# EXERCISE PROMPT:
Render every line of the items below as a JSON list of strings, with one string per line and blank lines omitted.

^^^^^^^^

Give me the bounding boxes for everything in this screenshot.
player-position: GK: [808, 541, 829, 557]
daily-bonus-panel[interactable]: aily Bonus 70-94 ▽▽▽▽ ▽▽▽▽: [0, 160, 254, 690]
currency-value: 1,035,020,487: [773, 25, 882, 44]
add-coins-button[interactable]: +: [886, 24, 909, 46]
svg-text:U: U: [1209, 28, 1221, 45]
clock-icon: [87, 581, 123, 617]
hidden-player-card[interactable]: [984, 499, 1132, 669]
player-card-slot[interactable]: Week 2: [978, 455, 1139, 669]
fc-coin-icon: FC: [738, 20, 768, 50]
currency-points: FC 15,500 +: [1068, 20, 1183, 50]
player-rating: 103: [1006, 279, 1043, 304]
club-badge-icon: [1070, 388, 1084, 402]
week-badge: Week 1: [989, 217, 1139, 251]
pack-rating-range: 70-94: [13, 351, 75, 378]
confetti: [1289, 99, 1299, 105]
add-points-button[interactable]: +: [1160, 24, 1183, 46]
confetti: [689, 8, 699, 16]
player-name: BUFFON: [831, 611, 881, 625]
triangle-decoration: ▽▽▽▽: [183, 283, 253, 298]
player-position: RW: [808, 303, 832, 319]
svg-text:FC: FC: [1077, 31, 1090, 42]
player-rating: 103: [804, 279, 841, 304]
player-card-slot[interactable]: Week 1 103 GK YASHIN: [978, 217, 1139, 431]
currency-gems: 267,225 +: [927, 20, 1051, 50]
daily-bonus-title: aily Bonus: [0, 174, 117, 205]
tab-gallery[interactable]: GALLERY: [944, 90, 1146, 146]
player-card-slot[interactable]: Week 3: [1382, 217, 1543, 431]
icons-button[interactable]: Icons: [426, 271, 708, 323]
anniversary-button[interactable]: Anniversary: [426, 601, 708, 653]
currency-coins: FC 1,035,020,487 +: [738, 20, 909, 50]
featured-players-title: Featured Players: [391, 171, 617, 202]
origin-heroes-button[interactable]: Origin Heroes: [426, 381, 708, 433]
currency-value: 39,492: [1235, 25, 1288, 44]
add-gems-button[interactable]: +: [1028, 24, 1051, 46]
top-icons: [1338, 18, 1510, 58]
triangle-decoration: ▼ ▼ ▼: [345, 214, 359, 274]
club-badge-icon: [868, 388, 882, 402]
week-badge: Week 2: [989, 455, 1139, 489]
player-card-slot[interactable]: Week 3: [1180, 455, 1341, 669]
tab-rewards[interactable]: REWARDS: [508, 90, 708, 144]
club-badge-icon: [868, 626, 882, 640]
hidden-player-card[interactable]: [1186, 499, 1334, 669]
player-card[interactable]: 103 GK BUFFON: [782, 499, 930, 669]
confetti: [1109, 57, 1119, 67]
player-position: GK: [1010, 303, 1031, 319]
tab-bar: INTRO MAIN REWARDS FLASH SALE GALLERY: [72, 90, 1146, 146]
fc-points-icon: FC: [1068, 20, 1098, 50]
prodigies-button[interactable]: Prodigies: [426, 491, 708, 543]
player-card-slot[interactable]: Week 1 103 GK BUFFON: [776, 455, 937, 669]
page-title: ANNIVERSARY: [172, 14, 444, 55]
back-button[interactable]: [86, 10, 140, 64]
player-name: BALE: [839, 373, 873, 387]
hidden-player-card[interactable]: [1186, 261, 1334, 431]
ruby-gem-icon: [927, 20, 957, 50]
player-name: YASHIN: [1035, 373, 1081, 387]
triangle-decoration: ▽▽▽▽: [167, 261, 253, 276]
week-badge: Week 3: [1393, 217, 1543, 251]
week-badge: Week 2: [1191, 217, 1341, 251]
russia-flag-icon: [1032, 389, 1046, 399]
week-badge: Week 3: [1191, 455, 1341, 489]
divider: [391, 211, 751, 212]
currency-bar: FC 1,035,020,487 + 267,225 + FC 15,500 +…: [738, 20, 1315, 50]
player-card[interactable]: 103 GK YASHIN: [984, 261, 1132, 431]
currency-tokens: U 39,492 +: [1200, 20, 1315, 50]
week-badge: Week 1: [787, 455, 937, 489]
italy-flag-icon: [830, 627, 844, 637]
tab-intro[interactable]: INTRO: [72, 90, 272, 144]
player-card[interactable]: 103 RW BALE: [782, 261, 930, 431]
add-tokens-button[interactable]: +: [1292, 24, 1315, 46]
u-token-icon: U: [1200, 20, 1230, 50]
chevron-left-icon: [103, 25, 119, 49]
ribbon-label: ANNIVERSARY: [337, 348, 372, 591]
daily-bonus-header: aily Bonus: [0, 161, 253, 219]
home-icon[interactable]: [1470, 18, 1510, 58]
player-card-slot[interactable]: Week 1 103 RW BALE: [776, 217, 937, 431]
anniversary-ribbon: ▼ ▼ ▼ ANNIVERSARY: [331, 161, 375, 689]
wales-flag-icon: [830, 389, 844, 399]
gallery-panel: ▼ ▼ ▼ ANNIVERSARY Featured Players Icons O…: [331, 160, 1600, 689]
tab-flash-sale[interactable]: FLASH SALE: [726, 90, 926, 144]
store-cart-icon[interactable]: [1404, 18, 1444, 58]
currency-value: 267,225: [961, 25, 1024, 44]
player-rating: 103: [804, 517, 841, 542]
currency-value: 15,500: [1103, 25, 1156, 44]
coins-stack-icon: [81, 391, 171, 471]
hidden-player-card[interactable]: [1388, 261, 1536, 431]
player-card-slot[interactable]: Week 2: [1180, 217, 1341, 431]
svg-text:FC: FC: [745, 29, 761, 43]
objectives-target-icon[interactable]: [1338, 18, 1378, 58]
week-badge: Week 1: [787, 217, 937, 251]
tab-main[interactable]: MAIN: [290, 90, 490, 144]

^^^^^^^^

# ANSWER TO THE TASK:
[
  "Give me the bounding boxes for everything in this screenshot.",
  "player-position: GK: [808, 541, 829, 557]",
  "daily-bonus-panel[interactable]: aily Bonus 70-94 ▽▽▽▽ ▽▽▽▽: [0, 160, 254, 690]",
  "currency-value: 1,035,020,487: [773, 25, 882, 44]",
  "add-coins-button[interactable]: +: [886, 24, 909, 46]",
  "svg-text:U: U: [1209, 28, 1221, 45]",
  "clock-icon: [87, 581, 123, 617]",
  "hidden-player-card[interactable]: [984, 499, 1132, 669]",
  "player-card-slot[interactable]: Week 2: [978, 455, 1139, 669]",
  "fc-coin-icon: FC: [738, 20, 768, 50]",
  "currency-points: FC 15,500 +: [1068, 20, 1183, 50]",
  "player-rating: 103: [1006, 279, 1043, 304]",
  "club-badge-icon: [1070, 388, 1084, 402]",
  "week-badge: Week 1: [989, 217, 1139, 251]",
  "pack-rating-range: 70-94: [13, 351, 75, 378]",
  "confetti: [1289, 99, 1299, 105]",
  "add-points-button[interactable]: +: [1160, 24, 1183, 46]",
  "confetti: [689, 8, 699, 16]",
  "player-name: BUFFON: [831, 611, 881, 625]",
  "triangle-decoration: ▽▽▽▽: [183, 283, 253, 298]",
  "player-position: RW: [808, 303, 832, 319]",
  "svg-text:FC: FC: [1077, 31, 1090, 42]",
  "player-rating: 103: [804, 279, 841, 304]",
  "player-card-slot[interactable]: Week 1 103 GK YASHIN: [978, 217, 1139, 431]",
  "currency-gems: 267,225 +: [927, 20, 1051, 50]",
  "daily-bonus-title: aily Bonus: [0, 174, 117, 205]",
  "tab-gallery[interactable]: GALLERY: [944, 90, 1146, 146]",
  "player-card-slot[interactable]: Week 3: [1382, 217, 1543, 431]",
  "icons-button[interactable]: Icons: [426, 271, 708, 323]",
  "anniversary-button[interactable]: Anniversary: [426, 601, 708, 653]",
  "currency-coins: FC 1,035,020,487 +: [738, 20, 909, 50]",
  "featured-players-title: Featured Players: [391, 171, 617, 202]",
  "origin-heroes-button[interactable]: Origin Heroes: [426, 381, 708, 433]",
  "currency-value: 39,492: [1235, 25, 1288, 44]",
  "add-gems-button[interactable]: +: [1028, 24, 1051, 46]",
  "top-icons: [1338, 18, 1510, 58]",
  "triangle-decoration: ▼ ▼ ▼: [345, 214, 359, 274]",
  "club-badge-icon: [868, 388, 882, 402]",
  "week-badge: Week 2: [989, 455, 1139, 489]",
  "player-card-slot[interactable]: Week 3: [1180, 455, 1341, 669]",
  "tab-rewards[interactable]: REWARDS: [508, 90, 708, 144]",
  "club-badge-icon: [868, 626, 882, 640]",
  "hidden-player-card[interactable]: [1186, 499, 1334, 669]",
  "player-card[interactable]: 103 GK BUFFON: [782, 499, 930, 669]",
  "confetti: [1109, 57, 1119, 67]",
  "player-position: GK: [1010, 303, 1031, 319]",
  "tab-bar: INTRO MAIN REWARDS FLASH SALE GALLERY: [72, 90, 1146, 146]",
  "fc-points-icon: FC: [1068, 20, 1098, 50]",
  "prodigies-button[interactable]: Prodigies: [426, 491, 708, 543]",
  "player-card-slot[interactable]: Week 1 103 GK BUFFON: [776, 455, 937, 669]",
  "page-title: ANNIVERSARY: [172, 14, 444, 55]",
  "back-button[interactable]: [86, 10, 140, 64]",
  "player-name: BALE: [839, 373, 873, 387]",
  "hidden-player-card[interactable]: [1186, 261, 1334, 431]",
  "ruby-gem-icon: [927, 20, 957, 50]",
  "player-name: YASHIN: [1035, 373, 1081, 387]",
  "triangle-decoration: ▽▽▽▽: [167, 261, 253, 276]",
  "week-badge: Week 3: [1393, 217, 1543, 251]",
  "week-badge: Week 2: [1191, 217, 1341, 251]",
  "russia-flag-icon: [1032, 389, 1046, 399]",
  "week-badge: Week 3: [1191, 455, 1341, 489]",
  "divider: [391, 211, 751, 212]",
  "currency-bar: FC 1,035,020,487 + 267,225 + FC 15,500 +…: [738, 20, 1315, 50]",
  "player-card[interactable]: 103 GK YASHIN: [984, 261, 1132, 431]",
  "currency-tokens: U 39,492 +: [1200, 20, 1315, 50]",
  "week-badge: Week 1: [787, 455, 937, 489]",
  "italy-flag-icon: [830, 627, 844, 637]",
  "tab-intro[interactable]: INTRO: [72, 90, 272, 144]",
  "player-card[interactable]: 103 RW BALE: [782, 261, 930, 431]",
  "add-tokens-button[interactable]: +: [1292, 24, 1315, 46]",
  "u-token-icon: U: [1200, 20, 1230, 50]",
  "chevron-left-icon: [103, 25, 119, 49]",
  "ribbon-label: ANNIVERSARY: [337, 348, 372, 591]",
  "daily-bonus-header: aily Bonus: [0, 161, 253, 219]",
  "home-icon[interactable]: [1470, 18, 1510, 58]",
  "player-card-slot[interactable]: Week 1 103 RW BALE: [776, 217, 937, 431]",
  "anniversary-ribbon: ▼ ▼ ▼ ANNIVERSARY: [331, 161, 375, 689]",
  "wales-flag-icon: [830, 389, 844, 399]",
  "gallery-panel: ▼ ▼ ▼ ANNIVERSARY Featured Players Icons O…: [331, 160, 1600, 689]",
  "tab-flash-sale[interactable]: FLASH SALE: [726, 90, 926, 144]",
  "store-cart-icon[interactable]: [1404, 18, 1444, 58]",
  "currency-value: 267,225: [961, 25, 1024, 44]",
  "player-rating: 103: [804, 517, 841, 542]",
  "currency-value: 15,500: [1103, 25, 1156, 44]",
  "coins-stack-icon: [81, 391, 171, 471]",
  "hidden-player-card[interactable]: [1388, 261, 1536, 431]",
  "player-card-slot[interactable]: Week 2: [1180, 217, 1341, 431]",
  "svg-text:FC: FC: [745, 29, 761, 43]",
  "objectives-target-icon[interactable]: [1338, 18, 1378, 58]",
  "week-badge: Week 1: [787, 217, 937, 251]",
  "tab-main[interactable]: MAIN: [290, 90, 490, 144]"
]